* [Required work]
Read the records and write them out again exactly.

* [Exercise material]
○ ○ ○ ○ ○

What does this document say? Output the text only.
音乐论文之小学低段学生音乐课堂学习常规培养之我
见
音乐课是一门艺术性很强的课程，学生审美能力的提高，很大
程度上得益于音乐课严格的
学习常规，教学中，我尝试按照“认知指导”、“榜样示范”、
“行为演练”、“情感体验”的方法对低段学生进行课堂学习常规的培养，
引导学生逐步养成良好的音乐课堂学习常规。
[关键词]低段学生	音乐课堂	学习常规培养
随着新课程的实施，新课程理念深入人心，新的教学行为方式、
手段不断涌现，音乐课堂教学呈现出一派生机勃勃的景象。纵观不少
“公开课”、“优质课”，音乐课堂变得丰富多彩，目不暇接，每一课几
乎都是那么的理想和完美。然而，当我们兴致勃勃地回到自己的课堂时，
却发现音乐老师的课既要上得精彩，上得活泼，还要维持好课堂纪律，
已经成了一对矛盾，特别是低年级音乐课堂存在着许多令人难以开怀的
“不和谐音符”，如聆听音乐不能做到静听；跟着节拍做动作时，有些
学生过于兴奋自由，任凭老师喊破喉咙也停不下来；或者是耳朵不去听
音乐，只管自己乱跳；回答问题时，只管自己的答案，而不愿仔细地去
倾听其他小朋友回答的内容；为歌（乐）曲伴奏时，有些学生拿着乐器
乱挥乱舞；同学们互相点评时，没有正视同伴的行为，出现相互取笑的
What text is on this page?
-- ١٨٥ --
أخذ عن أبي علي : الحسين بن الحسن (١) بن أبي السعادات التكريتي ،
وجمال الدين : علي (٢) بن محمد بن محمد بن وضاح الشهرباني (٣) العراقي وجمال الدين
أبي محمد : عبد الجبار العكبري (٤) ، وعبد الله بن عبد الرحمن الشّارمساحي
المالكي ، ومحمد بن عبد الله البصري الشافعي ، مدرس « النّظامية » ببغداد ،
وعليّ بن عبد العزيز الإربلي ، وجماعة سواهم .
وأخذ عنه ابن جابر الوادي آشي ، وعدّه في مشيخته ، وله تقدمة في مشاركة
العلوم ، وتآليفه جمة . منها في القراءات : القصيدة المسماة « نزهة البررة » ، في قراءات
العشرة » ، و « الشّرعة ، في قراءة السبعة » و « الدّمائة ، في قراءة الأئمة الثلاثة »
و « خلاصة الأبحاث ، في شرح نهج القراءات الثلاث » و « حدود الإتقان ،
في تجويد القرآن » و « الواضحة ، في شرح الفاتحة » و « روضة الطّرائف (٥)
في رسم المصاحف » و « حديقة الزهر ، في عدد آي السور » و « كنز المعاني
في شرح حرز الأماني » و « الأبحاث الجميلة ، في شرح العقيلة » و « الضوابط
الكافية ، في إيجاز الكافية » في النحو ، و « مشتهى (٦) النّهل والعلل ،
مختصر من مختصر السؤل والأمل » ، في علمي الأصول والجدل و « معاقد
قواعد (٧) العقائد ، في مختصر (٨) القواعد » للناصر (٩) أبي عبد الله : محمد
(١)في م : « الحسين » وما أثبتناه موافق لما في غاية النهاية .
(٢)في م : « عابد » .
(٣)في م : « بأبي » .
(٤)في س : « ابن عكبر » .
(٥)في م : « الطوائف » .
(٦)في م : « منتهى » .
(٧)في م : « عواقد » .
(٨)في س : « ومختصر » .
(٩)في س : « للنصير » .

○ ○ ○ ○ ○

* [Solved exercise]
What does this document say? Output the text only.
音乐论文之小学低段学生音乐课堂学习常规培养之我
见
音乐课是一门艺术性很强的课程，学生审美能力的提高，很大
程度上得益于音乐课严格的
学习常规，教学中，我尝试按照“认知指导”、“榜样示范”、
“行为演练”、“情感体验”的方法对低段学生进行课堂学习常规的培养，
引导学生逐步养成良好的音乐课堂学习常规。
[关键词]低段学生	音乐课堂	学习常规培养
随着新课程的实施，新课程理念深入人心，新的教学行为方式、
手段不断涌现，音乐课堂教学呈现出一派生机勃勃的景象。纵观不少
“公开课”、“优质课”，音乐课堂变得丰富多彩，目不暇接，每一课几
乎都是那么的理想和完美。然而，当我们兴致勃勃地回到自己的课堂时，
却发现音乐老师的课既要上得精彩，上得活泼，还要维持好课堂纪律，
已经成了一对矛盾，特别是低年级音乐课堂存在着许多令人难以开怀的
“不和谐音符”，如聆听音乐不能做到静听；跟着节拍做动作时，有些
学生过于兴奋自由，任凭老师喊破喉咙也停不下来；或者是耳朵不去听
音乐，只管自己乱跳；回答问题时，只管自己的答案，而不愿仔细地去
倾听其他小朋友回答的内容；为歌（乐）曲伴奏时，有些学生拿着乐器
乱挥乱舞；同学们互相点评时，没有正视同伴的行为，出现相互取笑的
What text is on this page?
-- ١٨٥ --
أخذ عن أبي علي : الحسين بن الحسن (١) بن أبي السعادات التكريتي ،
وجمال الدين : علي (٢) بن محمد بن محمد بن وضاح الشهرباني (٣) العراقي وجمال الدين
أبي محمد : عبد الجبار العكبري (٤) ، وعبد الله بن عبد الرحمن الشّارمساحي
المالكي ، ومحمد بن عبد الله البصري الشافعي ، مدرس « النّظامية » ببغداد ،
وعليّ بن عبد العزيز الإربلي ، وجماعة سواهم .
وأخذ عنه ابن جابر الوادي آشي ، وعدّه في مشيخته ، وله تقدمة في مشاركة
العلوم ، وتآليفه جمة . منها في القراءات : القصيدة المسماة « نزهة البررة » ، في قراءات
العشرة » ، و « الشّرعة ، في قراءة السبعة » و « الدّمائة ، في قراءة الأئمة الثلاثة »
و « خلاصة الأبحاث ، في شرح نهج القراءات الثلاث » و « حدود الإتقان ،
في تجويد القرآن » و « الواضحة ، في شرح الفاتحة » و « روضة الطّرائف (٥)
في رسم المصاحف » و « حديقة الزهر ، في عدد آي السور » و « كنز المعاني
في شرح حرز الأماني » و « الأبحاث الجميلة ، في شرح العقيلة » و « الضوابط
الكافية ، في إيجاز الكافية » في النحو ، و « مشتهى (٦) النّهل والعلل ،
مختصر من مختصر السؤل والأمل » ، في علمي الأصول والجدل و « معاقد
قواعد (٧) العقائد ، في مختصر (٨) القواعد » للناصر (٩) أبي عبد الله : محمد
(١)في م : « الحسين » وما أثبتناه موافق لما في غاية النهاية .
(٢)في م : « عابد » .
(٣)في م : « بأبي » .
(٤)في س : « ابن عكبر » .
(٥)في م : « الطوائف » .
(٦)في م : « منتهى » .
(٧)في م : « عواقد » .
(٨)في س : « ومختصر » .
(٩)في س : « للنصير » .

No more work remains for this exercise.